Start of AVAILABLE DATA

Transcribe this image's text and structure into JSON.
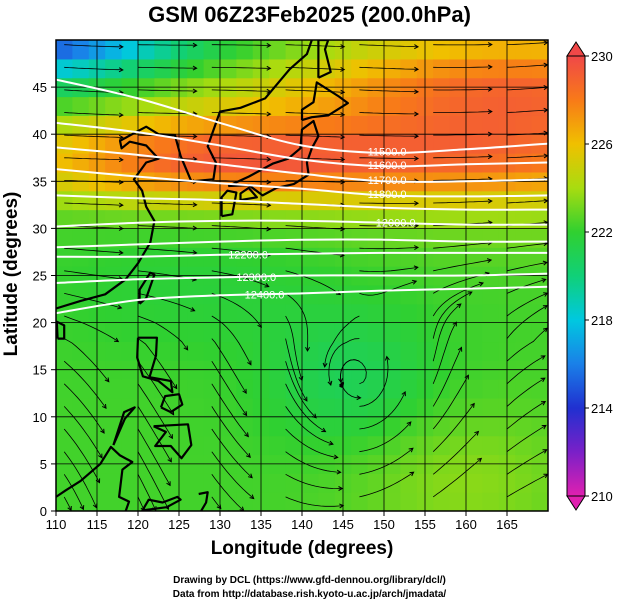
{
  "title": "GSM 06Z23Feb2025 (200.0hPa)",
  "credits": {
    "line1": "Drawing by DCL (https://www.gfd-dennou.org/library/dcl/)",
    "line2": "Data from http://database.rish.kyoto-u.ac.jp/arch/jmadata/"
  },
  "chart_data": {
    "type": "heatmap",
    "title": "GSM 06Z23Feb2025 (200.0hPa)",
    "xlabel": "Longitude (degrees)",
    "ylabel": "Latitude  (degrees)",
    "xlim": [
      110,
      170
    ],
    "ylim": [
      0,
      50
    ],
    "x_ticks": [
      110,
      115,
      120,
      125,
      130,
      135,
      140,
      145,
      150,
      155,
      160,
      165
    ],
    "y_ticks": [
      0,
      5,
      10,
      15,
      20,
      25,
      30,
      35,
      40,
      45
    ],
    "grid": true,
    "colorbar": {
      "min": 210,
      "max": 230,
      "ticks": [
        210,
        214,
        218,
        222,
        226,
        230
      ],
      "stops": [
        {
          "value": 210,
          "color": "#e020b0"
        },
        {
          "value": 212,
          "color": "#7a20c8"
        },
        {
          "value": 214,
          "color": "#2030d0"
        },
        {
          "value": 216,
          "color": "#1a80e8"
        },
        {
          "value": 218,
          "color": "#00c8e0"
        },
        {
          "value": 220,
          "color": "#10d078"
        },
        {
          "value": 222,
          "color": "#30d030"
        },
        {
          "value": 224,
          "color": "#a8dc10"
        },
        {
          "value": 226,
          "color": "#f0c000"
        },
        {
          "value": 228,
          "color": "#f87a18"
        },
        {
          "value": 230,
          "color": "#f04848"
        }
      ]
    },
    "height_contours": [
      {
        "label": "11500.0",
        "points": [
          [
            110,
            45.8
          ],
          [
            120,
            43.8
          ],
          [
            130,
            41.2
          ],
          [
            140,
            38.8
          ],
          [
            150,
            38.0
          ],
          [
            160,
            38.4
          ],
          [
            170,
            39.0
          ]
        ]
      },
      {
        "label": "11600.0",
        "points": [
          [
            110,
            41.2
          ],
          [
            120,
            40.2
          ],
          [
            130,
            38.8
          ],
          [
            140,
            37.3
          ],
          [
            150,
            36.6
          ],
          [
            160,
            36.8
          ],
          [
            170,
            37.0
          ]
        ]
      },
      {
        "label": "11700.0",
        "points": [
          [
            110,
            38.6
          ],
          [
            120,
            37.8
          ],
          [
            130,
            36.8
          ],
          [
            140,
            35.8
          ],
          [
            150,
            35.0
          ],
          [
            160,
            35.0
          ],
          [
            170,
            35.2
          ]
        ]
      },
      {
        "label": "11800.0",
        "points": [
          [
            110,
            36.3
          ],
          [
            120,
            35.5
          ],
          [
            130,
            34.8
          ],
          [
            140,
            34.2
          ],
          [
            150,
            33.5
          ],
          [
            160,
            33.4
          ],
          [
            170,
            33.5
          ]
        ]
      },
      {
        "label": "11900.0",
        "points": [
          [
            110,
            33.5
          ],
          [
            120,
            33.2
          ],
          [
            130,
            33.0
          ],
          [
            140,
            32.6
          ],
          [
            150,
            32.2
          ],
          [
            160,
            32.0
          ],
          [
            170,
            32.0
          ]
        ]
      },
      {
        "label": "12000.0",
        "points": [
          [
            110,
            30.2
          ],
          [
            120,
            30.6
          ],
          [
            130,
            30.8
          ],
          [
            140,
            30.8
          ],
          [
            150,
            30.6
          ],
          [
            160,
            30.4
          ],
          [
            170,
            30.4
          ]
        ]
      },
      {
        "label": "12100.0",
        "points": [
          [
            110,
            28.0
          ],
          [
            120,
            28.3
          ],
          [
            130,
            28.6
          ],
          [
            140,
            28.8
          ],
          [
            150,
            28.8
          ],
          [
            160,
            28.6
          ],
          [
            170,
            28.6
          ]
        ]
      },
      {
        "label": "12200.0",
        "points": [
          [
            110,
            27.0
          ],
          [
            120,
            27.0
          ],
          [
            130,
            27.2
          ],
          [
            140,
            27.3
          ],
          [
            150,
            27.4
          ],
          [
            160,
            27.4
          ],
          [
            170,
            27.4
          ]
        ]
      },
      {
        "label": "12300.0",
        "points": [
          [
            110,
            24.2
          ],
          [
            120,
            24.6
          ],
          [
            130,
            24.8
          ],
          [
            140,
            25.0
          ],
          [
            150,
            25.0
          ],
          [
            160,
            25.0
          ],
          [
            170,
            25.2
          ]
        ]
      },
      {
        "label": "12400.0",
        "points": [
          [
            110,
            21.0
          ],
          [
            120,
            22.4
          ],
          [
            130,
            22.9
          ],
          [
            140,
            23.1
          ],
          [
            150,
            23.4
          ],
          [
            160,
            23.6
          ],
          [
            170,
            23.8
          ]
        ]
      }
    ],
    "contour_labels_shown": [
      "11500.0",
      "11600.0",
      "11700.0",
      "11800.0",
      "12000.0",
      "12200.0",
      "12300.0",
      "12400.0"
    ]
  }
}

End of AVAILABLE DATA

> **TO DO**: Show every line that contains the word "value".

> **FINAL RESULT**:
          "value": 210,
          "value": 212,
          "value": 214,
          "value": 216,
          "value": 218,
          "value": 220,
          "value": 222,
          "value": 224,
          "value": 226,
          "value": 228,
          "value": 230,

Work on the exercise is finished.